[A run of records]
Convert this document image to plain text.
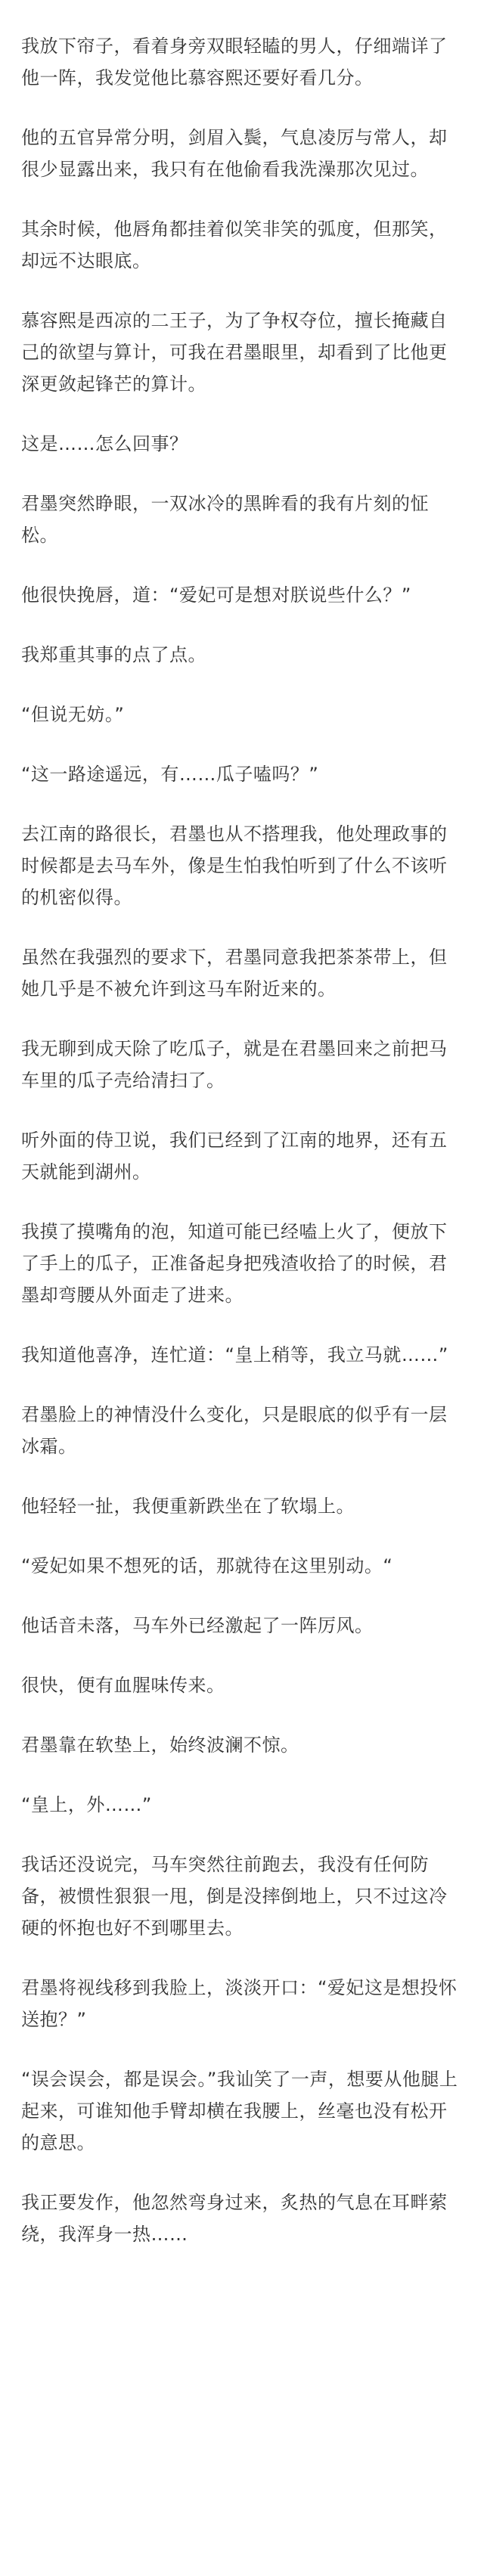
我放下帘子，看着身旁双眼轻瞌的男人，仔细端详了他一阵，我发觉他比慕容熙还要好看几分。

他的五官异常分明，剑眉入鬓，气息凌厉与常人，却很少显露出来，我只有在他偷看我洗澡那次见过。

其余时候，他唇角都挂着似笑非笑的弧度，但那笑，却远不达眼底。

慕容熙是西凉的二王子，为了争权夺位，擅长掩藏自己的欲望与算计，可我在君墨眼里，却看到了比他更深更敛起锋芒的算计。

这是……怎么回事？

君墨突然睁眼，一双冰冷的黑眸看的我有片刻的怔松。

他很快挽唇，道：“爱妃可是想对朕说些什么？”

我郑重其事的点了点。

“但说无妨。”

“这一路途遥远，有……瓜子嗑吗？”

去江南的路很长，君墨也从不搭理我，他处理政事的时候都是去马车外，像是生怕我怕听到了什么不该听的机密似得。

虽然在我强烈的要求下，君墨同意我把茶茶带上，但她几乎是不被允许到这马车附近来的。

我无聊到成天除了吃瓜子，就是在君墨回来之前把马车里的瓜子壳给清扫了。

听外面的侍卫说，我们已经到了江南的地界，还有五天就能到湖州。

我摸了摸嘴角的泡，知道可能已经嗑上火了，便放下了手上的瓜子，正准备起身把残渣收拾了的时候，君墨却弯腰从外面走了进来。

我知道他喜净，连忙道：“皇上稍等，我立马就……”

君墨脸上的神情没什么变化，只是眼底的似乎有一层冰霜。

他轻轻一扯，我便重新跌坐在了软塌上。

“爱妃如果不想死的话，那就待在这里别动。“

他话音未落，马车外已经激起了一阵厉风。

很快，便有血腥味传来。

君墨靠在软垫上，始终波澜不惊。

“皇上，外……”

我话还没说完，马车突然往前跑去，我没有任何防备，被惯性狠狠一甩，倒是没摔倒地上，只不过这冷硬的怀抱也好不到哪里去。

君墨将视线移到我脸上，淡淡开口：“爱妃这是想投怀送抱？”

“误会误会，都是误会。”我讪笑了一声，想要从他腿上起来，可谁知他手臂却横在我腰上，丝毫也没有松开的意思。

我正要发作，他忽然弯身过来，炙热的气息在耳畔萦绕，我浑身一热……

* TASK OBJECTIVE
Copy out every line of the material above exactly, skipping the pictures.

* RESPONSE FOR THIS EXERCISE
Convert this document image to plain text.
我放下帘子，看着身旁双眼轻瞌的男人，仔细端详了他一阵，我发觉他比慕容熙还要好看几分。

他的五官异常分明，剑眉入鬓，气息凌厉与常人，却很少显露出来，我只有在他偷看我洗澡那次见过。

其余时候，他唇角都挂着似笑非笑的弧度，但那笑，却远不达眼底。

慕容熙是西凉的二王子，为了争权夺位，擅长掩藏自己的欲望与算计，可我在君墨眼里，却看到了比他更深更敛起锋芒的算计。

这是……怎么回事？

君墨突然睁眼，一双冰冷的黑眸看的我有片刻的怔松。

他很快挽唇，道：“爱妃可是想对朕说些什么？”

我郑重其事的点了点。

“但说无妨。”

“这一路途遥远，有……瓜子嗑吗？”

去江南的路很长，君墨也从不搭理我，他处理政事的时候都是去马车外，像是生怕我怕听到了什么不该听的机密似得。

虽然在我强烈的要求下，君墨同意我把茶茶带上，但她几乎是不被允许到这马车附近来的。

我无聊到成天除了吃瓜子，就是在君墨回来之前把马车里的瓜子壳给清扫了。

听外面的侍卫说，我们已经到了江南的地界，还有五天就能到湖州。

我摸了摸嘴角的泡，知道可能已经嗑上火了，便放下了手上的瓜子，正准备起身把残渣收拾了的时候，君墨却弯腰从外面走了进来。

我知道他喜净，连忙道：“皇上稍等，我立马就……”

君墨脸上的神情没什么变化，只是眼底的似乎有一层冰霜。

他轻轻一扯，我便重新跌坐在了软塌上。

“爱妃如果不想死的话，那就待在这里别动。“

他话音未落，马车外已经激起了一阵厉风。

很快，便有血腥味传来。

君墨靠在软垫上，始终波澜不惊。

“皇上，外……”

我话还没说完，马车突然往前跑去，我没有任何防备，被惯性狠狠一甩，倒是没摔倒地上，只不过这冷硬的怀抱也好不到哪里去。

君墨将视线移到我脸上，淡淡开口：“爱妃这是想投怀送抱？”

“误会误会，都是误会。”我讪笑了一声，想要从他腿上起来，可谁知他手臂却横在我腰上，丝毫也没有松开的意思。

我正要发作，他忽然弯身过来，炙热的气息在耳畔萦绕，我浑身一热……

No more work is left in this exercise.